▶ What is asked
All records must be quoted exactly. Omit the pictures.

▶ Stored records
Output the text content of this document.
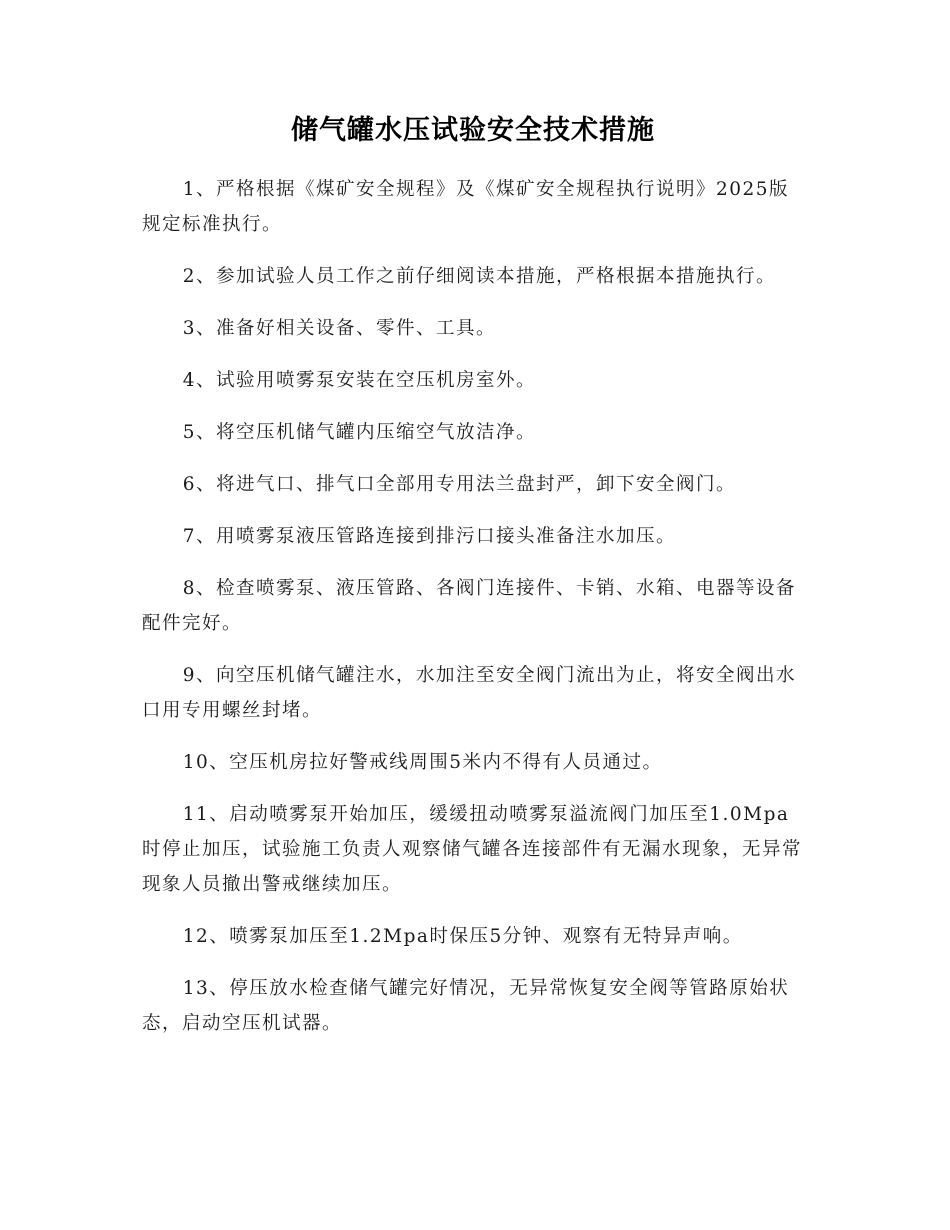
储气罐水压试验安全技术措施

1、严格根据《煤矿安全规程》及《煤矿安全规程执行说明》2025版规定标准执行。

2、参加试验人员工作之前仔细阅读本措施，严格根据本措施执行。

3、准备好相关设备、零件、工具。

4、试验用喷雾泵安装在空压机房室外。

5、将空压机储气罐内压缩空气放洁净。

6、将进气口、排气口全部用专用法兰盘封严，卸下安全阀门。

7、用喷雾泵液压管路连接到排污口接头准备注水加压。

8、检查喷雾泵、液压管路、各阀门连接件、卡销、水箱、电器等设备配件完好。

9、向空压机储气罐注水，水加注至安全阀门流出为止，将安全阀出水口用专用螺丝封堵。

10、空压机房拉好警戒线周围5米内不得有人员通过。

11、启动喷雾泵开始加压，缓缓扭动喷雾泵溢流阀门加压至1.0Mpa时停止加压，试验施工负责人观察储气罐各连接部件有无漏水现象，无异常现象人员撤出警戒继续加压。

12、喷雾泵加压至1.2Mpa时保压5分钟、观察有无特异声响。

13、停压放水检查储气罐完好情况，无异常恢复安全阀等管路原始状态，启动空压机试器。
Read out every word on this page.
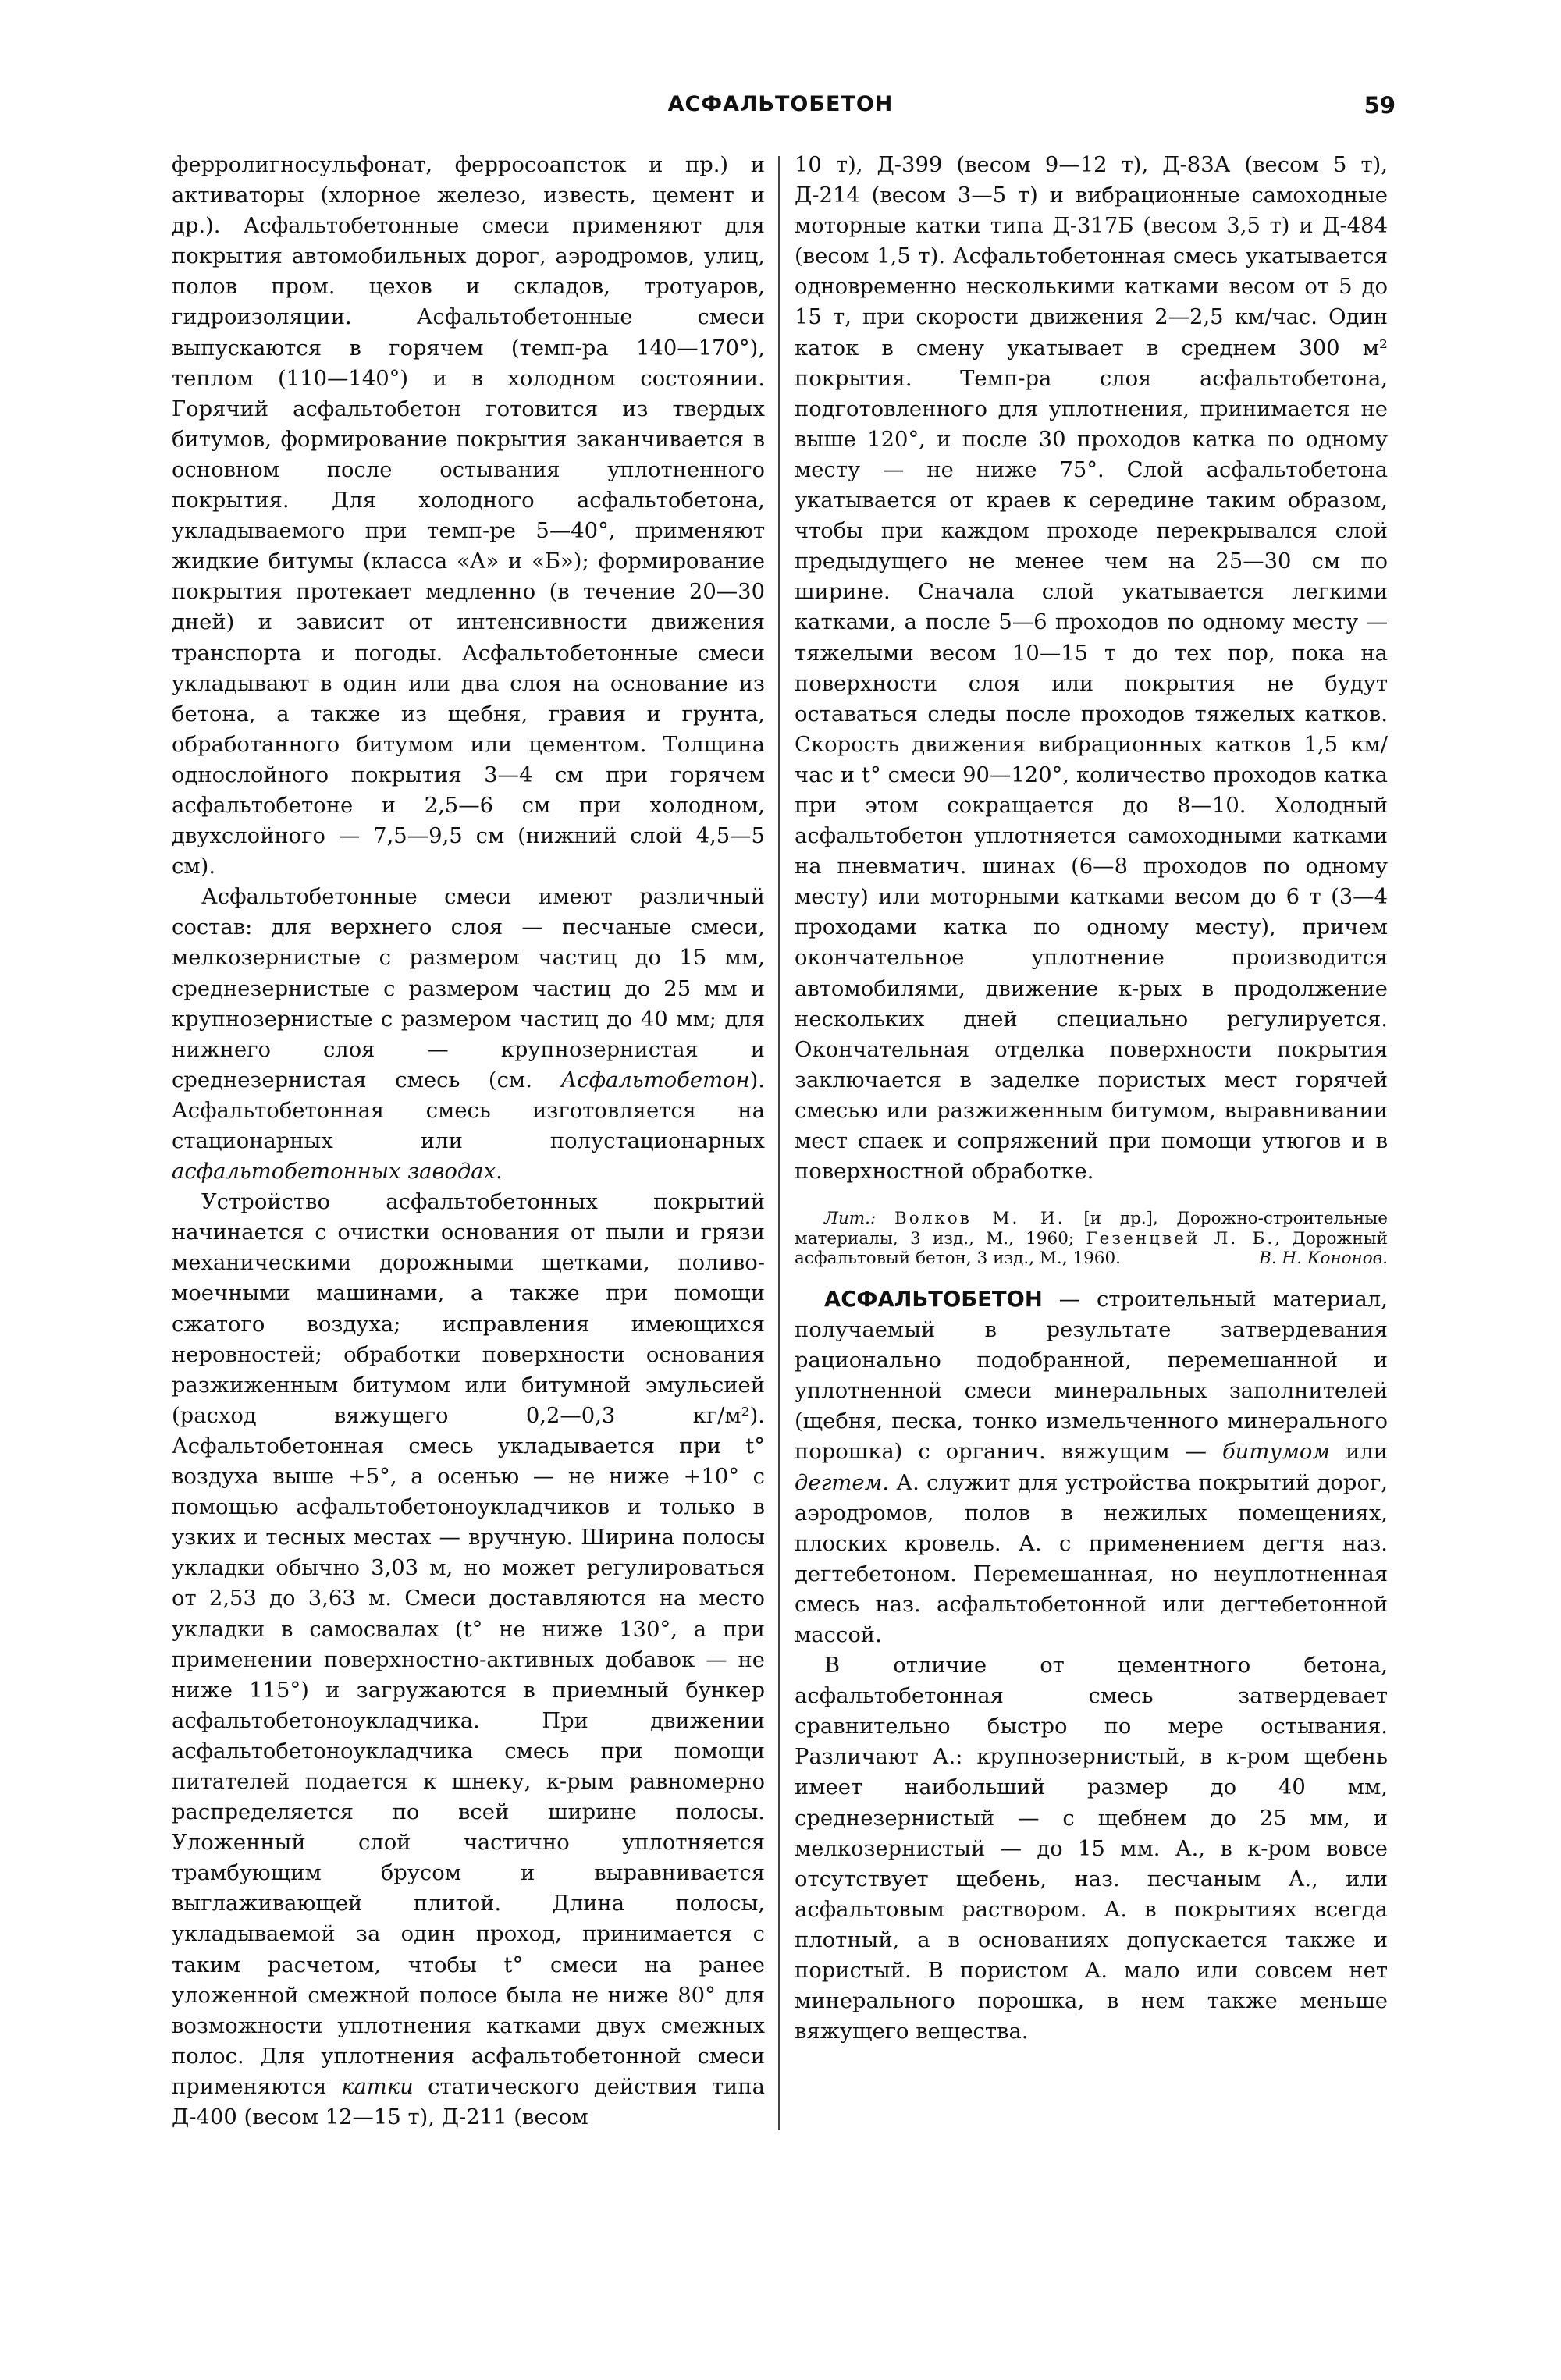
АСФАЛЬТОБЕТОН	59

ферролигносульфонат, ферросоапсток и пр.) и активаторы (хлорное железо, известь, цемент и др.). Асфальтобетонные смеси применяют для покрытия автомобильных дорог, аэродромов, улиц, полов пром. цехов и складов, тротуаров, гидроизоляции. Асфальтобетонные смеси выпускаются в горячем (темп-ра 140—170°), теплом (110—140°) и в холодном состоянии. Горячий асфальтобетон готовится из твердых битумов, формирование покрытия заканчивается в основном после остывания уплотненного покрытия. Для холодного асфальтобетона, укладываемого при темп-ре 5—40°, применяют жидкие битумы (класса «А» и «Б»); формирование покрытия протекает медленно (в течение 20—30 дней) и зависит от интенсивности движения транспорта и погоды. Асфальтобетонные смеси укладывают в один или два слоя на основание из бетона, а также из щебня, гравия и грунта, обработанного битумом или цементом. Толщина однослойного покрытия 3—4 см при горячем асфальтобетоне и 2,5—6 см при холодном, двухслойного — 7,5—9,5 см (нижний слой 4,5—5 см).

Асфальтобетонные смеси имеют различный состав: для верхнего слоя — песчаные смеси, мелкозернистые с размером частиц до 15 мм, среднезернистые с размером частиц до 25 мм и крупнозернистые с размером частиц до 40 мм; для нижнего слоя — крупнозернистая и среднезернистая смесь (см. Асфальтобетон). Асфальтобетонная смесь изготовляется на стационарных или полустационарных асфальтобетонных заводах.

Устройство асфальтобетонных покрытий начинается с очистки основания от пыли и грязи механическими дорожными щетками, поливо-моечными машинами, а также при помощи сжатого воздуха; исправления имеющихся неровностей; обработки поверхности основания разжиженным битумом или битумной эмульсией (расход вяжущего 0,2—0,3 кг/м²). Асфальтобетонная смесь укладывается при t° воздуха выше +5°, а осенью — не ниже +10° с помощью асфальтобетоноукладчиков и только в узких и тесных местах — вручную. Ширина полосы укладки обычно 3,03 м, но может регулироваться от 2,53 до 3,63 м. Смеси доставляются на место укладки в самосвалах (t° не ниже 130°, а при применении поверхностно-активных добавок — не ниже 115°) и загружаются в приемный бункер асфальтобетоноукладчика. При движении асфальтобетоноукладчика смесь при помощи питателей подается к шнеку, к-рым равномерно распределяется по всей ширине полосы. Уложенный слой частично уплотняется трамбующим брусом и выравнивается выглаживающей плитой. Длина полосы, укладываемой за один проход, принимается с таким расчетом, чтобы t° смеси на ранее уложенной смежной полосе была не ниже 80° для возможности уплотнения катками двух смежных полос. Для уплотнения асфальтобетонной смеси применяются катки статического действия типа Д-400 (весом 12—15 т), Д-211 (весом

10 т), Д-399 (весом 9—12 т), Д-83А (весом 5 т), Д-214 (весом 3—5 т) и вибрационные самоходные моторные катки типа Д-317Б (весом 3,5 т) и Д-484 (весом 1,5 т). Асфальтобетонная смесь укатывается одновременно несколькими катками весом от 5 до 15 т, при скорости движения 2—2,5 км/час. Один каток в смену укатывает в среднем 300 м² покрытия. Темп-ра слоя асфальтобетона, подготовленного для уплотнения, принимается не выше 120°, и после 30 проходов катка по одному месту — не ниже 75°. Слой асфальтобетона укатывается от краев к середине таким образом, чтобы при каждом проходе перекрывался слой предыдущего не менее чем на 25—30 см по ширине. Сначала слой укатывается легкими катками, а после 5—6 проходов по одному месту — тяжелыми весом 10—15 т до тех пор, пока на поверхности слоя или покрытия не будут оставаться следы после проходов тяжелых катков. Скорость движения вибрационных катков 1,5 км/час и t° смеси 90—120°, количество проходов катка при этом сокращается до 8—10. Холодный асфальтобетон уплотняется самоходными катками на пневматич. шинах (6—8 проходов по одному месту) или моторными катками весом до 6 т (3—4 проходами катка по одному месту), причем окончательное уплотнение производится автомобилями, движение к-рых в продолжение нескольких дней специально регулируется. Окончательная отделка поверхности покрытия заключается в заделке пористых мест горячей смесью или разжиженным битумом, выравнивании мест спаек и сопряжений при помощи утюгов и в поверхностной обработке.

Лит.: Волков М. И. [и др.], Дорожно-строительные материалы, 3 изд., М., 1960; Гезенцвей Л. Б., Дорожный асфальтовый бетон, 3 изд., М., 1960.	В. Н. Кононов.

АСФАЛЬТОБЕТОН — строительный материал, получаемый в результате затвердевания рационально подобранной, перемешанной и уплотненной смеси минеральных заполнителей (щебня, песка, тонко измельченного минерального порошка) с органич. вяжущим — битумом или дегтем. А. служит для устройства покрытий дорог, аэродромов, полов в нежилых помещениях, плоских кровель. А. с применением дегтя наз. дегтебетоном. Перемешанная, но неуплотненная смесь наз. асфальтобетонной или дегтебетонной массой.

В отличие от цементного бетона, асфальтобетонная смесь затвердевает сравнительно быстро по мере остывания. Различают А.: крупнозернистый, в к-ром щебень имеет наибольший размер до 40 мм, среднезернистый — с щебнем до 25 мм, и мелкозернистый — до 15 мм. А., в к-ром вовсе отсутствует щебень, наз. песчаным А., или асфальтовым раствором. А. в покрытиях всегда плотный, а в основаниях допускается также и пористый. В пористом А. мало или совсем нет минерального порошка, в нем также меньше вяжущего вещества.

▶ Exercise answer
Output the text content of this document.
储气罐水压试验安全技术措施

1、严格根据《煤矿安全规程》及《煤矿安全规程执行说明》2025版规定标准执行。

2、参加试验人员工作之前仔细阅读本措施，严格根据本措施执行。

3、准备好相关设备、零件、工具。

4、试验用喷雾泵安装在空压机房室外。

5、将空压机储气罐内压缩空气放洁净。

6、将进气口、排气口全部用专用法兰盘封严，卸下安全阀门。

7、用喷雾泵液压管路连接到排污口接头准备注水加压。

8、检查喷雾泵、液压管路、各阀门连接件、卡销、水箱、电器等设备配件完好。

9、向空压机储气罐注水，水加注至安全阀门流出为止，将安全阀出水口用专用螺丝封堵。

10、空压机房拉好警戒线周围5米内不得有人员通过。

11、启动喷雾泵开始加压，缓缓扭动喷雾泵溢流阀门加压至1.0Mpa时停止加压，试验施工负责人观察储气罐各连接部件有无漏水现象，无异常现象人员撤出警戒继续加压。

12、喷雾泵加压至1.2Mpa时保压5分钟、观察有无特异声响。

13、停压放水检查储气罐完好情况，无异常恢复安全阀等管路原始状态，启动空压机试器。
Read out every word on this page.
АСФАЛЬТОБЕТОН	59

ферролигносульфонат, ферросоапсток и пр.) и активаторы (хлорное железо, известь, цемент и др.). Асфальтобетонные смеси применяют для покрытия автомобильных дорог, аэродромов, улиц, полов пром. цехов и складов, тротуаров, гидроизоляции. Асфальтобетонные смеси выпускаются в горячем (темп-ра 140—170°), теплом (110—140°) и в холодном состоянии. Горячий асфальтобетон готовится из твердых битумов, формирование покрытия заканчивается в основном после остывания уплотненного покрытия. Для холодного асфальтобетона, укладываемого при темп-ре 5—40°, применяют жидкие битумы (класса «А» и «Б»); формирование покрытия протекает медленно (в течение 20—30 дней) и зависит от интенсивности движения транспорта и погоды. Асфальтобетонные смеси укладывают в один или два слоя на основание из бетона, а также из щебня, гравия и грунта, обработанного битумом или цементом. Толщина однослойного покрытия 3—4 см при горячем асфальтобетоне и 2,5—6 см при холодном, двухслойного — 7,5—9,5 см (нижний слой 4,5—5 см).

Асфальтобетонные смеси имеют различный состав: для верхнего слоя — песчаные смеси, мелкозернистые с размером частиц до 15 мм, среднезернистые с размером частиц до 25 мм и крупнозернистые с размером частиц до 40 мм; для нижнего слоя — крупнозернистая и среднезернистая смесь (см. Асфальтобетон). Асфальтобетонная смесь изготовляется на стационарных или полустационарных асфальтобетонных заводах.

Устройство асфальтобетонных покрытий начинается с очистки основания от пыли и грязи механическими дорожными щетками, поливо-моечными машинами, а также при помощи сжатого воздуха; исправления имеющихся неровностей; обработки поверхности основания разжиженным битумом или битумной эмульсией (расход вяжущего 0,2—0,3 кг/м²). Асфальтобетонная смесь укладывается при t° воздуха выше +5°, а осенью — не ниже +10° с помощью асфальтобетоноукладчиков и только в узких и тесных местах — вручную. Ширина полосы укладки обычно 3,03 м, но может регулироваться от 2,53 до 3,63 м. Смеси доставляются на место укладки в самосвалах (t° не ниже 130°, а при применении поверхностно-активных добавок — не ниже 115°) и загружаются в приемный бункер асфальтобетоноукладчика. При движении асфальтобетоноукладчика смесь при помощи питателей подается к шнеку, к-рым равномерно распределяется по всей ширине полосы. Уложенный слой частично уплотняется трамбующим брусом и выравнивается выглаживающей плитой. Длина полосы, укладываемой за один проход, принимается с таким расчетом, чтобы t° смеси на ранее уложенной смежной полосе была не ниже 80° для возможности уплотнения катками двух смежных полос. Для уплотнения асфальтобетонной смеси применяются катки статического действия типа Д-400 (весом 12—15 т), Д-211 (весом

10 т), Д-399 (весом 9—12 т), Д-83А (весом 5 т), Д-214 (весом 3—5 т) и вибрационные самоходные моторные катки типа Д-317Б (весом 3,5 т) и Д-484 (весом 1,5 т). Асфальтобетонная смесь укатывается одновременно несколькими катками весом от 5 до 15 т, при скорости движения 2—2,5 км/час. Один каток в смену укатывает в среднем 300 м² покрытия. Темп-ра слоя асфальтобетона, подготовленного для уплотнения, принимается не выше 120°, и после 30 проходов катка по одному месту — не ниже 75°. Слой асфальтобетона укатывается от краев к середине таким образом, чтобы при каждом проходе перекрывался слой предыдущего не менее чем на 25—30 см по ширине. Сначала слой укатывается легкими катками, а после 5—6 проходов по одному месту — тяжелыми весом 10—15 т до тех пор, пока на поверхности слоя или покрытия не будут оставаться следы после проходов тяжелых катков. Скорость движения вибрационных катков 1,5 км/час и t° смеси 90—120°, количество проходов катка при этом сокращается до 8—10. Холодный асфальтобетон уплотняется самоходными катками на пневматич. шинах (6—8 проходов по одному месту) или моторными катками весом до 6 т (3—4 проходами катка по одному месту), причем окончательное уплотнение производится автомобилями, движение к-рых в продолжение нескольких дней специально регулируется. Окончательная отделка поверхности покрытия заключается в заделке пористых мест горячей смесью или разжиженным битумом, выравнивании мест спаек и сопряжений при помощи утюгов и в поверхностной обработке.

Лит.: Волков М. И. [и др.], Дорожно-строительные материалы, 3 изд., М., 1960; Гезенцвей Л. Б., Дорожный асфальтовый бетон, 3 изд., М., 1960.	В. Н. Кононов.

АСФАЛЬТОБЕТОН — строительный материал, получаемый в результате затвердевания рационально подобранной, перемешанной и уплотненной смеси минеральных заполнителей (щебня, песка, тонко измельченного минерального порошка) с органич. вяжущим — битумом или дегтем. А. служит для устройства покрытий дорог, аэродромов, полов в нежилых помещениях, плоских кровель. А. с применением дегтя наз. дегтебетоном. Перемешанная, но неуплотненная смесь наз. асфальтобетонной или дегтебетонной массой.

В отличие от цементного бетона, асфальтобетонная смесь затвердевает сравнительно быстро по мере остывания. Различают А.: крупнозернистый, в к-ром щебень имеет наибольший размер до 40 мм, среднезернистый — с щебнем до 25 мм, и мелкозернистый — до 15 мм. А., в к-ром вовсе отсутствует щебень, наз. песчаным А., или асфальтовым раствором. А. в покрытиях всегда плотный, а в основаниях допускается также и пористый. В пористом А. мало или совсем нет минерального порошка, в нем также меньше вяжущего вещества.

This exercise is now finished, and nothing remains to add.